Figure collection entries:
════════════════════

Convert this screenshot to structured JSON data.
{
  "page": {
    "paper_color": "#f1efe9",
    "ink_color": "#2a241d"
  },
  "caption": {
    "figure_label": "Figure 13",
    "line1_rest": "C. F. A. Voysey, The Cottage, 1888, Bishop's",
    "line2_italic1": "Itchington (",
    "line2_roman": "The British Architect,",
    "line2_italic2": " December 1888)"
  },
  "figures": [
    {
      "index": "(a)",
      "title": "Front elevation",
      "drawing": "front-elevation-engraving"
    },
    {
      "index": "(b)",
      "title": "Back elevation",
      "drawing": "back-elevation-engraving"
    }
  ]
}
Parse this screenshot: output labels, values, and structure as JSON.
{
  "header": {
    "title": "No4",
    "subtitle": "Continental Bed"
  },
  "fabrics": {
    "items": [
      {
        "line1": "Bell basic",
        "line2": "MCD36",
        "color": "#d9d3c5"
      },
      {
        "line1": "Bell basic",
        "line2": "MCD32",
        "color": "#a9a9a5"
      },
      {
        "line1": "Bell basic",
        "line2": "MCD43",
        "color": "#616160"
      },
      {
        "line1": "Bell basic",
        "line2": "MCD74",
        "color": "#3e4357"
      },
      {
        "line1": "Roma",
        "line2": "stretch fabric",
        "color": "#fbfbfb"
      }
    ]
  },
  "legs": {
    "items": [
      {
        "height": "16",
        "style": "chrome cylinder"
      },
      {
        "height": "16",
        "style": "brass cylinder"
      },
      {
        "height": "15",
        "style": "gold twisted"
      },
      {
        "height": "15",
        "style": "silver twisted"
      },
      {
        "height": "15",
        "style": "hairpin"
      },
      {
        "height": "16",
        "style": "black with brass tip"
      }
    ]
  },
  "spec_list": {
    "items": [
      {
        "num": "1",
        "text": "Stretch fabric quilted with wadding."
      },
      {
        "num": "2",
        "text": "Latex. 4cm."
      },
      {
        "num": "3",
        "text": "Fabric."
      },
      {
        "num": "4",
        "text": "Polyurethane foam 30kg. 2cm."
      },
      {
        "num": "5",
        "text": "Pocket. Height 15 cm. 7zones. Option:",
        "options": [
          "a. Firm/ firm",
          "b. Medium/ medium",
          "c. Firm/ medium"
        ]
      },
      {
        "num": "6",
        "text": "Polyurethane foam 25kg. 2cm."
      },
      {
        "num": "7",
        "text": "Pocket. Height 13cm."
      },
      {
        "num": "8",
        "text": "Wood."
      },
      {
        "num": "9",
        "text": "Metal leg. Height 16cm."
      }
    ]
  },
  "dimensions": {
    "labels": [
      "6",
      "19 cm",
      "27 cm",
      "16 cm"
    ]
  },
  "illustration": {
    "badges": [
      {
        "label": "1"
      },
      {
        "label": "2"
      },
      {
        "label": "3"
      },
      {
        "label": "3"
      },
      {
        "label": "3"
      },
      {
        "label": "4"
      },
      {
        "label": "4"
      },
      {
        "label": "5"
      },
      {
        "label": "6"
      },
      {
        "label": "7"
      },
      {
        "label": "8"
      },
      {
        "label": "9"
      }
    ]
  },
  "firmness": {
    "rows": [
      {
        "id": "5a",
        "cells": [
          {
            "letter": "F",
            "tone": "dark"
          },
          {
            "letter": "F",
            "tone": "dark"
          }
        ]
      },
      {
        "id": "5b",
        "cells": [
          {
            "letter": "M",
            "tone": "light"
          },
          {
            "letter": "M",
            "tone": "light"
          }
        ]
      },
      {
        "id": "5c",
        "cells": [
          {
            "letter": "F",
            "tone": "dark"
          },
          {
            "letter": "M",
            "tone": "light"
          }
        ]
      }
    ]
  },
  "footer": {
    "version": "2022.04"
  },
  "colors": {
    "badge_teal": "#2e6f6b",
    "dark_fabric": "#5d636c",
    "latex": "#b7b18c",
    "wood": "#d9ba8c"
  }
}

════════════════════

Each entry is to be returned in full, character for character.

Convert this screenshot to structured JSON data.
{
  "page": {
    "paper_color": "#f1efe9",
    "ink_color": "#2a241d"
  },
  "caption": {
    "figure_label": "Figure 13",
    "line1_rest": "C. F. A. Voysey, The Cottage, 1888, Bishop's",
    "line2_italic1": "Itchington (",
    "line2_roman": "The British Architect,",
    "line2_italic2": " December 1888)"
  },
  "figures": [
    {
      "index": "(a)",
      "title": "Front elevation",
      "drawing": "front-elevation-engraving"
    },
    {
      "index": "(b)",
      "title": "Back elevation",
      "drawing": "back-elevation-engraving"
    }
  ]
}
Parse this screenshot: output labels, values, and structure as JSON.
{
  "header": {
    "title": "No4",
    "subtitle": "Continental Bed"
  },
  "fabrics": {
    "items": [
      {
        "line1": "Bell basic",
        "line2": "MCD36",
        "color": "#d9d3c5"
      },
      {
        "line1": "Bell basic",
        "line2": "MCD32",
        "color": "#a9a9a5"
      },
      {
        "line1": "Bell basic",
        "line2": "MCD43",
        "color": "#616160"
      },
      {
        "line1": "Bell basic",
        "line2": "MCD74",
        "color": "#3e4357"
      },
      {
        "line1": "Roma",
        "line2": "stretch fabric",
        "color": "#fbfbfb"
      }
    ]
  },
  "legs": {
    "items": [
      {
        "height": "16",
        "style": "chrome cylinder"
      },
      {
        "height": "16",
        "style": "brass cylinder"
      },
      {
        "height": "15",
        "style": "gold twisted"
      },
      {
        "height": "15",
        "style": "silver twisted"
      },
      {
        "height": "15",
        "style": "hairpin"
      },
      {
        "height": "16",
        "style": "black with brass tip"
      }
    ]
  },
  "spec_list": {
    "items": [
      {
        "num": "1",
        "text": "Stretch fabric quilted with wadding."
      },
      {
        "num": "2",
        "text": "Latex. 4cm."
      },
      {
        "num": "3",
        "text": "Fabric."
      },
      {
        "num": "4",
        "text": "Polyurethane foam 30kg. 2cm."
      },
      {
        "num": "5",
        "text": "Pocket. Height 15 cm. 7zones. Option:",
        "options": [
          "a. Firm/ firm",
          "b. Medium/ medium",
          "c. Firm/ medium"
        ]
      },
      {
        "num": "6",
        "text": "Polyurethane foam 25kg. 2cm."
      },
      {
        "num": "7",
        "text": "Pocket. Height 13cm."
      },
      {
        "num": "8",
        "text": "Wood."
      },
      {
        "num": "9",
        "text": "Metal leg. Height 16cm."
      }
    ]
  },
  "dimensions": {
    "labels": [
      "6",
      "19 cm",
      "27 cm",
      "16 cm"
    ]
  },
  "illustration": {
    "badges": [
      {
        "label": "1"
      },
      {
        "label": "2"
      },
      {
        "label": "3"
      },
      {
        "label": "3"
      },
      {
        "label": "3"
      },
      {
        "label": "4"
      },
      {
        "label": "4"
      },
      {
        "label": "5"
      },
      {
        "label": "6"
      },
      {
        "label": "7"
      },
      {
        "label": "8"
      },
      {
        "label": "9"
      }
    ]
  },
  "firmness": {
    "rows": [
      {
        "id": "5a",
        "cells": [
          {
            "letter": "F",
            "tone": "dark"
          },
          {
            "letter": "F",
            "tone": "dark"
          }
        ]
      },
      {
        "id": "5b",
        "cells": [
          {
            "letter": "M",
            "tone": "light"
          },
          {
            "letter": "M",
            "tone": "light"
          }
        ]
      },
      {
        "id": "5c",
        "cells": [
          {
            "letter": "F",
            "tone": "dark"
          },
          {
            "letter": "M",
            "tone": "light"
          }
        ]
      }
    ]
  },
  "footer": {
    "version": "2022.04"
  },
  "colors": {
    "badge_teal": "#2e6f6b",
    "dark_fabric": "#5d636c",
    "latex": "#b7b18c",
    "wood": "#d9ba8c"
  }
}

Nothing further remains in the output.